[Collection entries]
_ _ _ _ _

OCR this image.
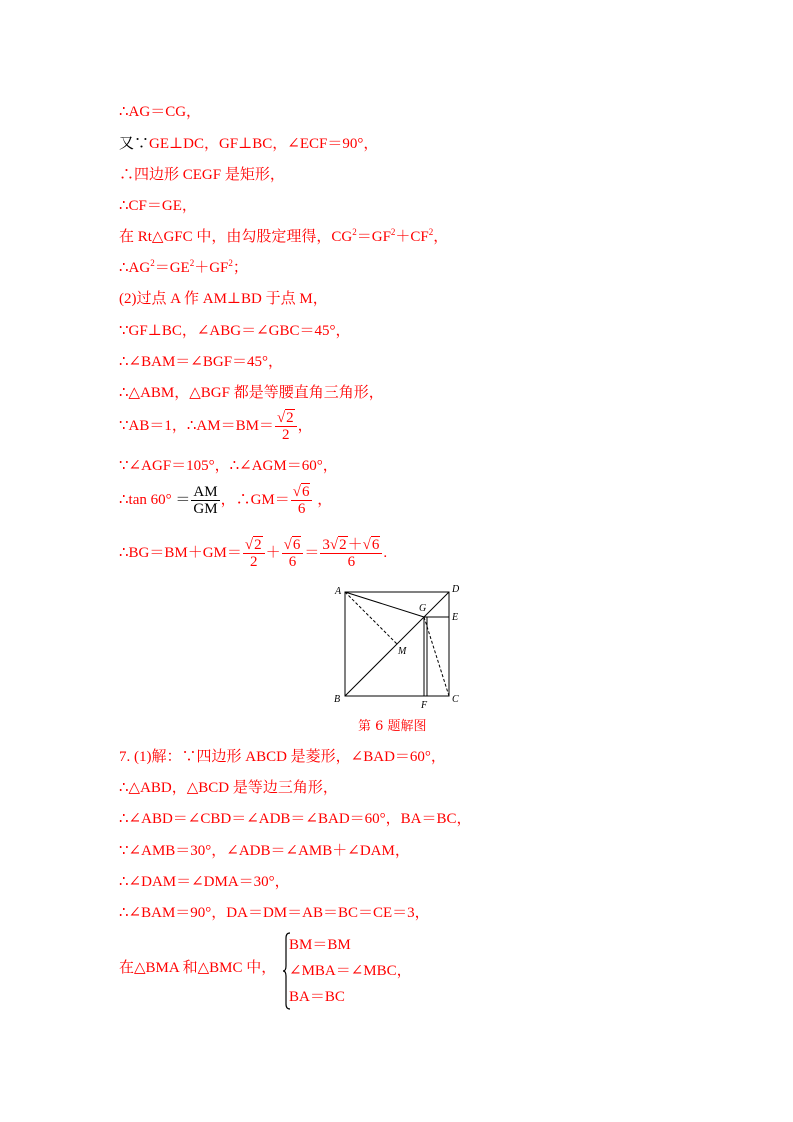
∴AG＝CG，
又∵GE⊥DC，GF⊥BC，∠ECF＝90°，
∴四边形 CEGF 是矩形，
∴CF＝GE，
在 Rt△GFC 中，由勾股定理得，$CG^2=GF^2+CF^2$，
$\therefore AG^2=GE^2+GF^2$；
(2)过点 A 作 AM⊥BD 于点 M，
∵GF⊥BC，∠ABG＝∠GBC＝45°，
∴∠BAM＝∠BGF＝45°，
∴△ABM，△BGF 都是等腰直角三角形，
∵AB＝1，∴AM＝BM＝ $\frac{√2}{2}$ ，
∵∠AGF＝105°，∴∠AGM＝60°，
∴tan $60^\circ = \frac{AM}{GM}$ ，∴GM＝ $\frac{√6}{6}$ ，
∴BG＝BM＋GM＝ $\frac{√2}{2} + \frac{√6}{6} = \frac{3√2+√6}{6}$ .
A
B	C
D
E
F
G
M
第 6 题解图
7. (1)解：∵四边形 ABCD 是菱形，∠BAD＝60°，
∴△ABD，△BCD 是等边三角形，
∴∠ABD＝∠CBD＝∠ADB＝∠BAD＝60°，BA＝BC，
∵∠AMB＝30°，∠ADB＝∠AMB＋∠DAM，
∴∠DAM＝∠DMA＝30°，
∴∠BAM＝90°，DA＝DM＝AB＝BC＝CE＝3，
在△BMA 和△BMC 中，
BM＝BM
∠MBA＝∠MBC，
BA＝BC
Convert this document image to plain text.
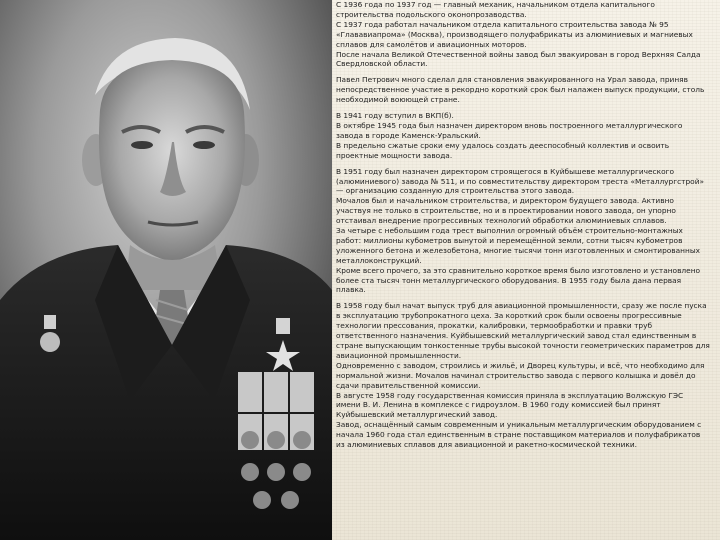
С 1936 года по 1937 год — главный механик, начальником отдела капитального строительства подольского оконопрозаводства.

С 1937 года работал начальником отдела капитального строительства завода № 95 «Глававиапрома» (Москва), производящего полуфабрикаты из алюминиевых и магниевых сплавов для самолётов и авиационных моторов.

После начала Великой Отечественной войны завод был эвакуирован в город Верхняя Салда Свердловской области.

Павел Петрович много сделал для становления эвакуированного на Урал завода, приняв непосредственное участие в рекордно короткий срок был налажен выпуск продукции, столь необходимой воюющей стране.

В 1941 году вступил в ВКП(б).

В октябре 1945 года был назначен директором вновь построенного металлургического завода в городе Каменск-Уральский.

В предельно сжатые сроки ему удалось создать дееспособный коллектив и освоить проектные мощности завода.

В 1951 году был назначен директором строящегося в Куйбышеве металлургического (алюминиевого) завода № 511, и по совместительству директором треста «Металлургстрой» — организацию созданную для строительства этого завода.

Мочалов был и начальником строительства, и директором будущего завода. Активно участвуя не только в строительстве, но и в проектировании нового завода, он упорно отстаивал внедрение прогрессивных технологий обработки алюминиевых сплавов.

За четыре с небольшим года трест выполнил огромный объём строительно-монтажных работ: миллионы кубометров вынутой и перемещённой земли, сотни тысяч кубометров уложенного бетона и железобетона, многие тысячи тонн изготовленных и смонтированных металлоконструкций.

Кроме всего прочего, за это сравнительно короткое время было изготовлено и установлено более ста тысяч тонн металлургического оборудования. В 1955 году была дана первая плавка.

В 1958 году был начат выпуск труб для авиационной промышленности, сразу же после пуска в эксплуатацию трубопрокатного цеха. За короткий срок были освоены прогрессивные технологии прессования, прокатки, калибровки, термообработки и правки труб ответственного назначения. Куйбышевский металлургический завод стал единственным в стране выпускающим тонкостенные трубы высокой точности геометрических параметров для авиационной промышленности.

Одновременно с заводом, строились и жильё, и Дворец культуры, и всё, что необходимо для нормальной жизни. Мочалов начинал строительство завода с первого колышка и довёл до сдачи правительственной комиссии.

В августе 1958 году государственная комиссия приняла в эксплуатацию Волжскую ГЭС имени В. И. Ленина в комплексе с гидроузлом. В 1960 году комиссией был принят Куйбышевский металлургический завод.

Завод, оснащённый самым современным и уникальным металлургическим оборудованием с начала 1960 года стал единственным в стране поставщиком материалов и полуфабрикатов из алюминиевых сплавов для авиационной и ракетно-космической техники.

_ _ _ _ _

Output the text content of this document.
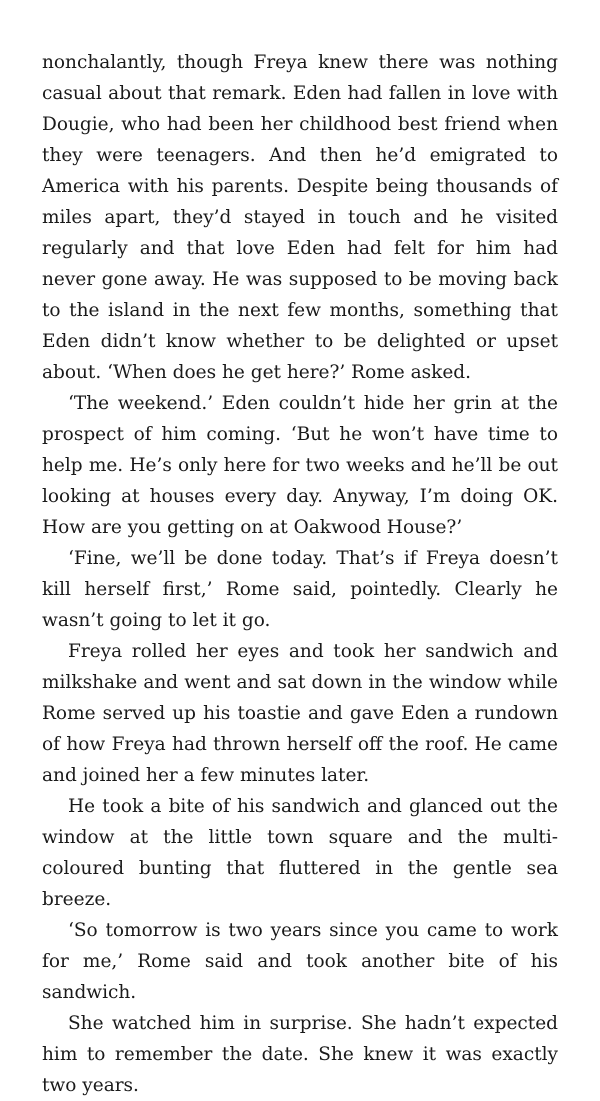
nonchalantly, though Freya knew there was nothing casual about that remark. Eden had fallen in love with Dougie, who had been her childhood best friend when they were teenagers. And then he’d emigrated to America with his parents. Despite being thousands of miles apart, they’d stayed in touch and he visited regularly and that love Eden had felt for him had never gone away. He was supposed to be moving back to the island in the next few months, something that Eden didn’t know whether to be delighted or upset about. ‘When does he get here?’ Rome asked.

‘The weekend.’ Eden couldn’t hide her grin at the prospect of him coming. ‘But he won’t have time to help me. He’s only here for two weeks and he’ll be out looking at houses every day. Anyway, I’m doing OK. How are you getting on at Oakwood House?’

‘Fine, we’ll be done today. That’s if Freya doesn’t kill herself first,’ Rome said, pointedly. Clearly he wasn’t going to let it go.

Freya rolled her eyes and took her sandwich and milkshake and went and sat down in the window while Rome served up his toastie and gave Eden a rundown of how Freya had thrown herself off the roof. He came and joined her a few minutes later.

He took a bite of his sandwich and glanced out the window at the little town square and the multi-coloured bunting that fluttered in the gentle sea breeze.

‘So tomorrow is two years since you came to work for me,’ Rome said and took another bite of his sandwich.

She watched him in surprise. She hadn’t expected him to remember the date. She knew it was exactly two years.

_ _ _ _ _

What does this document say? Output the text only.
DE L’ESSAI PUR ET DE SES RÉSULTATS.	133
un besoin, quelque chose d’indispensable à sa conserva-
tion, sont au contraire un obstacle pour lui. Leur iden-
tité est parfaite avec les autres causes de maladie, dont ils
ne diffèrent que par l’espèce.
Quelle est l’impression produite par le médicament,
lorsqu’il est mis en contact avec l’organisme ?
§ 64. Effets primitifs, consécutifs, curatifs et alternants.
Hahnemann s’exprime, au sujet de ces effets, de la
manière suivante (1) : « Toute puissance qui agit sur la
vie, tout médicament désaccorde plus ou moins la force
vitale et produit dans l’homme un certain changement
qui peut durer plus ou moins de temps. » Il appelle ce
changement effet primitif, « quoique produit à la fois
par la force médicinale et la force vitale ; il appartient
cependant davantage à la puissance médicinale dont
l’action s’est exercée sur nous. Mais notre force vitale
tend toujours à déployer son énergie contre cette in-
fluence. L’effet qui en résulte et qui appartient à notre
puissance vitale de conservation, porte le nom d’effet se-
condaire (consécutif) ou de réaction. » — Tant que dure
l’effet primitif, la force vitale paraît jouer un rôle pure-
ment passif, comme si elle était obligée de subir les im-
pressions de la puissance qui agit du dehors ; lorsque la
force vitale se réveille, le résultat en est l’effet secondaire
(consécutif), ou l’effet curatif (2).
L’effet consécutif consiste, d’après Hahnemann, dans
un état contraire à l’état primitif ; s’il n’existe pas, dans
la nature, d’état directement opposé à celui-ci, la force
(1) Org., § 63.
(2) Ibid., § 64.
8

_ _ _ _ _

_PROBLEM REQUIREMENTS_.
Scan the records for the string "text". Copy each line in which it appears.

_RESULT BELOW_.
Convert this document image to plain text.
Output the text content of this document.
What does this document say? Output the text only.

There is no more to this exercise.